-- Start Records shown --

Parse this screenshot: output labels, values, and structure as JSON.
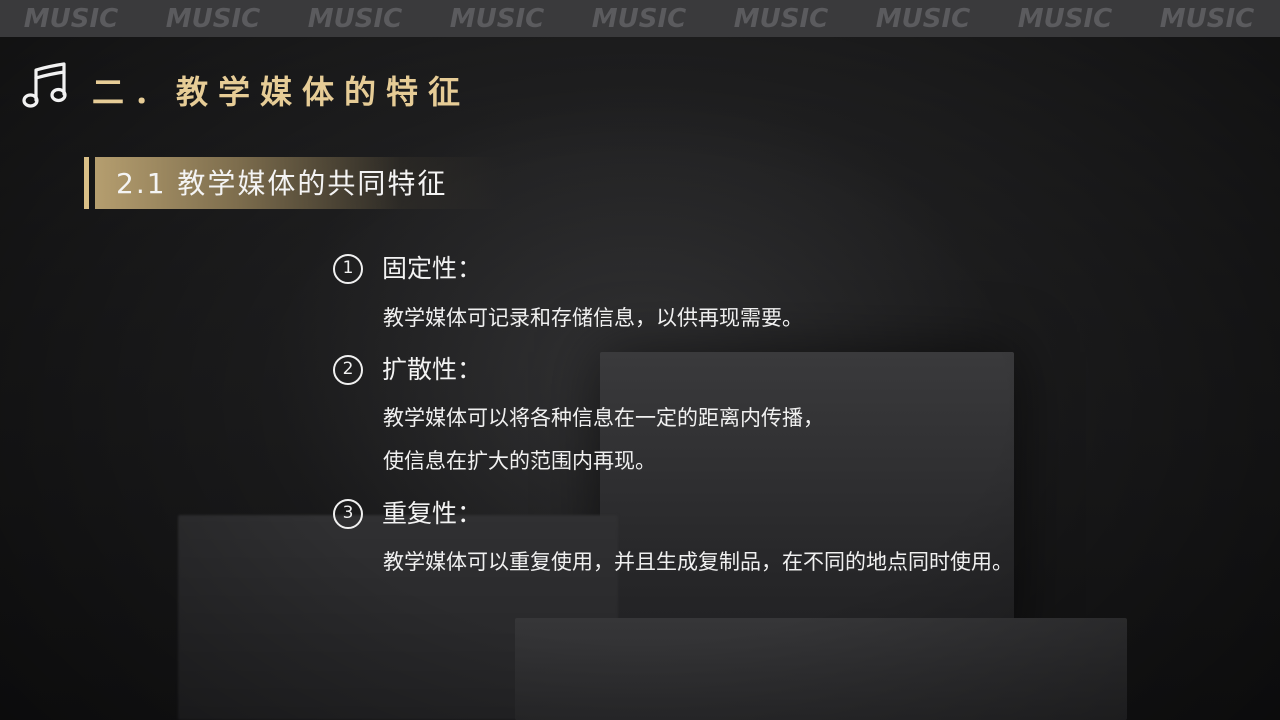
{
  "watermark": {
    "word": "MUSIC",
    "repeat": [
      "MUSIC",
      "MUSIC",
      "MUSIC",
      "MUSIC",
      "MUSIC",
      "MUSIC",
      "MUSIC",
      "MUSIC",
      "MUSIC"
    ]
  },
  "header": {
    "icon": "music-note-icon",
    "title": "二．教学媒体的特征"
  },
  "subheader": {
    "title": "2.1 教学媒体的共同特征"
  },
  "items": [
    {
      "number": "1",
      "title": "固定性：",
      "lines": [
        "教学媒体可记录和存储信息，以供再现需要。"
      ]
    },
    {
      "number": "2",
      "title": "扩散性：",
      "lines": [
        "教学媒体可以将各种信息在一定的距离内传播，",
        "使信息在扩大的范围内再现。"
      ]
    },
    {
      "number": "3",
      "title": "重复性：",
      "lines": [
        "教学媒体可以重复使用，并且生成复制品，在不同的地点同时使用。"
      ]
    }
  ],
  "colors": {
    "accent_gold": "#e6cc96",
    "background": "#1b1b1c",
    "top_band": "#3a3a3c"
  }
}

-- End Records shown --

■ **Task prompt**
Quote the preceding listing precisely and completely, omitting its images.

■ **Solved problem**
Parse this screenshot: output labels, values, and structure as JSON.
{
  "watermark": {
    "word": "MUSIC",
    "repeat": [
      "MUSIC",
      "MUSIC",
      "MUSIC",
      "MUSIC",
      "MUSIC",
      "MUSIC",
      "MUSIC",
      "MUSIC",
      "MUSIC"
    ]
  },
  "header": {
    "icon": "music-note-icon",
    "title": "二．教学媒体的特征"
  },
  "subheader": {
    "title": "2.1 教学媒体的共同特征"
  },
  "items": [
    {
      "number": "1",
      "title": "固定性：",
      "lines": [
        "教学媒体可记录和存储信息，以供再现需要。"
      ]
    },
    {
      "number": "2",
      "title": "扩散性：",
      "lines": [
        "教学媒体可以将各种信息在一定的距离内传播，",
        "使信息在扩大的范围内再现。"
      ]
    },
    {
      "number": "3",
      "title": "重复性：",
      "lines": [
        "教学媒体可以重复使用，并且生成复制品，在不同的地点同时使用。"
      ]
    }
  ],
  "colors": {
    "accent_gold": "#e6cc96",
    "background": "#1b1b1c",
    "top_band": "#3a3a3c"
  }
}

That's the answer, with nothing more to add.